> [What you will do]
Without the images, write out all of the following entries exactly.
## START
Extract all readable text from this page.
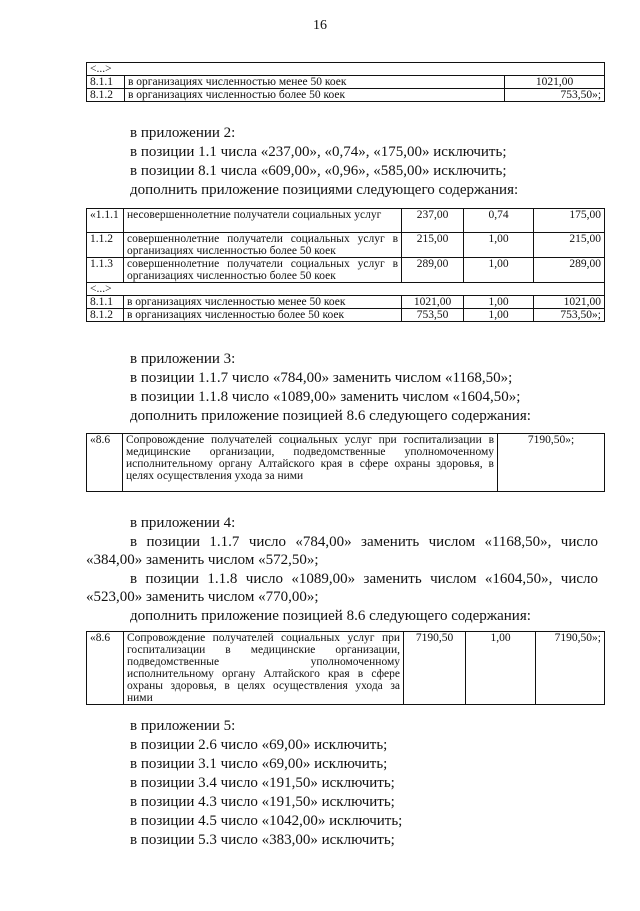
16
<...>		
8.1.1	в организациях численностью менее 50 коек	1021,00
8.1.2	в организациях численностью более 50 коек	753,50»;
в приложении 2:
в позиции 1.1 числа «237,00», «0,74», «175,00» исключить;
в позиции 8.1 числа «609,00», «0,96», «585,00» исключить;
дополнить приложение позициями следующего содержания:
«1.1.1	несовершеннолетние получатели социальных услуг	237,00	0,74	175,00
1.1.2	совершеннолетние получатели социальных услуг в организациях численностью более 50 коек	215,00	1,00	215,00
1.1.3	совершеннолетние получатели социальных услуг в организациях численностью более 50 коек	289,00	1,00	289,00
<...>				
8.1.1	в организациях численностью менее 50 коек	1021,00	1,00	1021,00
8.1.2	в организациях численностью более 50 коек	753,50	1,00	753,50»;
в приложении 3:
в позиции 1.1.7 число «784,00» заменить числом «1168,50»;
в позиции 1.1.8 число «1089,00» заменить числом «1604,50»;
дополнить приложение позицией 8.6 следующего содержания:
«8.6	Сопровождение получателей социальных услуг при госпитализации в медицинские организации, подведомственные уполномоченному исполнительному органу Алтайского края в сфере охраны здоровья, в целях осуществления ухода за ними	7190,50»;
в приложении 4:
в позиции 1.1.7 число «784,00» заменить числом «1168,50», число
«384,00» заменить числом «572,50»;
в позиции 1.1.8 число «1089,00» заменить числом «1604,50», число
«523,00» заменить числом «770,00»;
дополнить приложение позицией 8.6 следующего содержания:
«8.6	Сопровождение получателей социальных услуг при госпитализации в медицинские организации, подведомственные уполномоченному исполнительному органу Алтайского края в сфере охраны здоровья, в целях осуществления ухода за ними	7190,50	1,00	7190,50»;
в приложении 5:
в позиции 2.6 число «69,00» исключить;
в позиции 3.1 число «69,00» исключить;
в позиции 3.4 число «191,50» исключить;
в позиции 4.3 число «191,50» исключить;
в позиции 4.5 число «1042,00» исключить;
в позиции 5.3 число «383,00» исключить;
## END
> [Full answer]
Extract all readable text from this page.
16
<...>		
8.1.1	в организациях численностью менее 50 коек	1021,00
8.1.2	в организациях численностью более 50 коек	753,50»;
в приложении 2:
в позиции 1.1 числа «237,00», «0,74», «175,00» исключить;
в позиции 8.1 числа «609,00», «0,96», «585,00» исключить;
дополнить приложение позициями следующего содержания:
«1.1.1	несовершеннолетние получатели социальных услуг	237,00	0,74	175,00
1.1.2	совершеннолетние получатели социальных услуг в организациях численностью более 50 коек	215,00	1,00	215,00
1.1.3	совершеннолетние получатели социальных услуг в организациях численностью более 50 коек	289,00	1,00	289,00
<...>				
8.1.1	в организациях численностью менее 50 коек	1021,00	1,00	1021,00
8.1.2	в организациях численностью более 50 коек	753,50	1,00	753,50»;
в приложении 3:
в позиции 1.1.7 число «784,00» заменить числом «1168,50»;
в позиции 1.1.8 число «1089,00» заменить числом «1604,50»;
дополнить приложение позицией 8.6 следующего содержания:
«8.6	Сопровождение получателей социальных услуг при госпитализации в медицинские организации, подведомственные уполномоченному исполнительному органу Алтайского края в сфере охраны здоровья, в целях осуществления ухода за ними	7190,50»;
в приложении 4:
в позиции 1.1.7 число «784,00» заменить числом «1168,50», число
«384,00» заменить числом «572,50»;
в позиции 1.1.8 число «1089,00» заменить числом «1604,50», число
«523,00» заменить числом «770,00»;
дополнить приложение позицией 8.6 следующего содержания:
«8.6	Сопровождение получателей социальных услуг при госпитализации в медицинские организации, подведомственные уполномоченному исполнительному органу Алтайского края в сфере охраны здоровья, в целях осуществления ухода за ними	7190,50	1,00	7190,50»;
в приложении 5:
в позиции 2.6 число «69,00» исключить;
в позиции 3.1 число «69,00» исключить;
в позиции 3.4 число «191,50» исключить;
в позиции 4.3 число «191,50» исключить;
в позиции 4.5 число «1042,00» исключить;
в позиции 5.3 число «383,00» исключить;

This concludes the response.